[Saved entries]

_ _ _ _

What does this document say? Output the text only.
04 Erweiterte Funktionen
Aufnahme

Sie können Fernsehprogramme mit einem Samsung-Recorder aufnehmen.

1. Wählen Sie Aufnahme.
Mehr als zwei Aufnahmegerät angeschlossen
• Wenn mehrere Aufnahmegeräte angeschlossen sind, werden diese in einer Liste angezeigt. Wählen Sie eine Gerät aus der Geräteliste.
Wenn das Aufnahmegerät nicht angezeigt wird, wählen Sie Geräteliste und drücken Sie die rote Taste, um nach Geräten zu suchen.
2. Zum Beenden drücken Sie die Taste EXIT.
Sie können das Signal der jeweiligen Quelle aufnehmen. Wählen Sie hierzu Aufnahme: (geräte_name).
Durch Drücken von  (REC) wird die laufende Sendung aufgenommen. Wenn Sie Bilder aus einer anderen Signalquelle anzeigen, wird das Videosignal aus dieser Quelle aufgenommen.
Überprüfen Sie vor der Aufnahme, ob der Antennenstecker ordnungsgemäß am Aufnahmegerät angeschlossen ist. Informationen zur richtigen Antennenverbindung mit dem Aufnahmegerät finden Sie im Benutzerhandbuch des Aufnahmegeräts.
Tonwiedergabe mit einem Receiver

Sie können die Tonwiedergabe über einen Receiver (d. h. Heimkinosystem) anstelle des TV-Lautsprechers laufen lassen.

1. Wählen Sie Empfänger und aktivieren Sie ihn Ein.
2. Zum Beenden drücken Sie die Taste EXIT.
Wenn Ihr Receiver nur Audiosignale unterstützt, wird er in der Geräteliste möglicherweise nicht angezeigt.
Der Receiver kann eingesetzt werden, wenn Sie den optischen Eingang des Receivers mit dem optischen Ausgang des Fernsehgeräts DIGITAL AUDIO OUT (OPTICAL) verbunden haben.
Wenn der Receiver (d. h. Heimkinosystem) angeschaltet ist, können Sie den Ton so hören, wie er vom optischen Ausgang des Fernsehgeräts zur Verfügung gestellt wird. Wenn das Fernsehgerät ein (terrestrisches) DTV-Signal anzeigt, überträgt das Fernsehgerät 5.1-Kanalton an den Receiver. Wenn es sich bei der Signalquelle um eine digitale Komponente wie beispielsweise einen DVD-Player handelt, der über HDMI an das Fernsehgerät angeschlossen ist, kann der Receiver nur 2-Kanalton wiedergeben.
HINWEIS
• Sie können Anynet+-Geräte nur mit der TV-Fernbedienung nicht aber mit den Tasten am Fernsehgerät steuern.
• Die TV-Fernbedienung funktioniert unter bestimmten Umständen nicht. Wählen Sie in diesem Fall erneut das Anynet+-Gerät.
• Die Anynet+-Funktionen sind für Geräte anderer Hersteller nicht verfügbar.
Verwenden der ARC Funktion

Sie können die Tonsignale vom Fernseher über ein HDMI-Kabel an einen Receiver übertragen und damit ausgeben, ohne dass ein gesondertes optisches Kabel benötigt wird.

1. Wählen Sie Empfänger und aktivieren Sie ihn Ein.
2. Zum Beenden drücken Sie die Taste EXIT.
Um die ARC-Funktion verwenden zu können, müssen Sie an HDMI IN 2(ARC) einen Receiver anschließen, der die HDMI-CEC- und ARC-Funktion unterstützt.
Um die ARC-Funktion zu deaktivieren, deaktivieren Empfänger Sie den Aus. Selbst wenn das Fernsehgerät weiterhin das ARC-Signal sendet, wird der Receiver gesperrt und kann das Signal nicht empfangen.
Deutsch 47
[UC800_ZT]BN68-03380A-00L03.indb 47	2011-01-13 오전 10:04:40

_ _ _ _

# What the task asks:
Each line of the data is to be output exactly, with none skipped.

# Answer space:
What does this document say? Output the text only.
04 Erweiterte Funktionen
Aufnahme

Sie können Fernsehprogramme mit einem Samsung-Recorder aufnehmen.

1. Wählen Sie Aufnahme.
Mehr als zwei Aufnahmegerät angeschlossen
• Wenn mehrere Aufnahmegeräte angeschlossen sind, werden diese in einer Liste angezeigt. Wählen Sie eine Gerät aus der Geräteliste.
Wenn das Aufnahmegerät nicht angezeigt wird, wählen Sie Geräteliste und drücken Sie die rote Taste, um nach Geräten zu suchen.
2. Zum Beenden drücken Sie die Taste EXIT.
Sie können das Signal der jeweiligen Quelle aufnehmen. Wählen Sie hierzu Aufnahme: (geräte_name).
Durch Drücken von  (REC) wird die laufende Sendung aufgenommen. Wenn Sie Bilder aus einer anderen Signalquelle anzeigen, wird das Videosignal aus dieser Quelle aufgenommen.
Überprüfen Sie vor der Aufnahme, ob der Antennenstecker ordnungsgemäß am Aufnahmegerät angeschlossen ist. Informationen zur richtigen Antennenverbindung mit dem Aufnahmegerät finden Sie im Benutzerhandbuch des Aufnahmegeräts.
Tonwiedergabe mit einem Receiver

Sie können die Tonwiedergabe über einen Receiver (d. h. Heimkinosystem) anstelle des TV-Lautsprechers laufen lassen.

1. Wählen Sie Empfänger und aktivieren Sie ihn Ein.
2. Zum Beenden drücken Sie die Taste EXIT.
Wenn Ihr Receiver nur Audiosignale unterstützt, wird er in der Geräteliste möglicherweise nicht angezeigt.
Der Receiver kann eingesetzt werden, wenn Sie den optischen Eingang des Receivers mit dem optischen Ausgang des Fernsehgeräts DIGITAL AUDIO OUT (OPTICAL) verbunden haben.
Wenn der Receiver (d. h. Heimkinosystem) angeschaltet ist, können Sie den Ton so hören, wie er vom optischen Ausgang des Fernsehgeräts zur Verfügung gestellt wird. Wenn das Fernsehgerät ein (terrestrisches) DTV-Signal anzeigt, überträgt das Fernsehgerät 5.1-Kanalton an den Receiver. Wenn es sich bei der Signalquelle um eine digitale Komponente wie beispielsweise einen DVD-Player handelt, der über HDMI an das Fernsehgerät angeschlossen ist, kann der Receiver nur 2-Kanalton wiedergeben.
HINWEIS
• Sie können Anynet+-Geräte nur mit der TV-Fernbedienung nicht aber mit den Tasten am Fernsehgerät steuern.
• Die TV-Fernbedienung funktioniert unter bestimmten Umständen nicht. Wählen Sie in diesem Fall erneut das Anynet+-Gerät.
• Die Anynet+-Funktionen sind für Geräte anderer Hersteller nicht verfügbar.
Verwenden der ARC Funktion

Sie können die Tonsignale vom Fernseher über ein HDMI-Kabel an einen Receiver übertragen und damit ausgeben, ohne dass ein gesondertes optisches Kabel benötigt wird.

1. Wählen Sie Empfänger und aktivieren Sie ihn Ein.
2. Zum Beenden drücken Sie die Taste EXIT.
Um die ARC-Funktion verwenden zu können, müssen Sie an HDMI IN 2(ARC) einen Receiver anschließen, der die HDMI-CEC- und ARC-Funktion unterstützt.
Um die ARC-Funktion zu deaktivieren, deaktivieren Empfänger Sie den Aus. Selbst wenn das Fernsehgerät weiterhin das ARC-Signal sendet, wird der Receiver gesperrt und kann das Signal nicht empfangen.
Deutsch 47
[UC800_ZT]BN68-03380A-00L03.indb 47	2011-01-13 오전 10:04:40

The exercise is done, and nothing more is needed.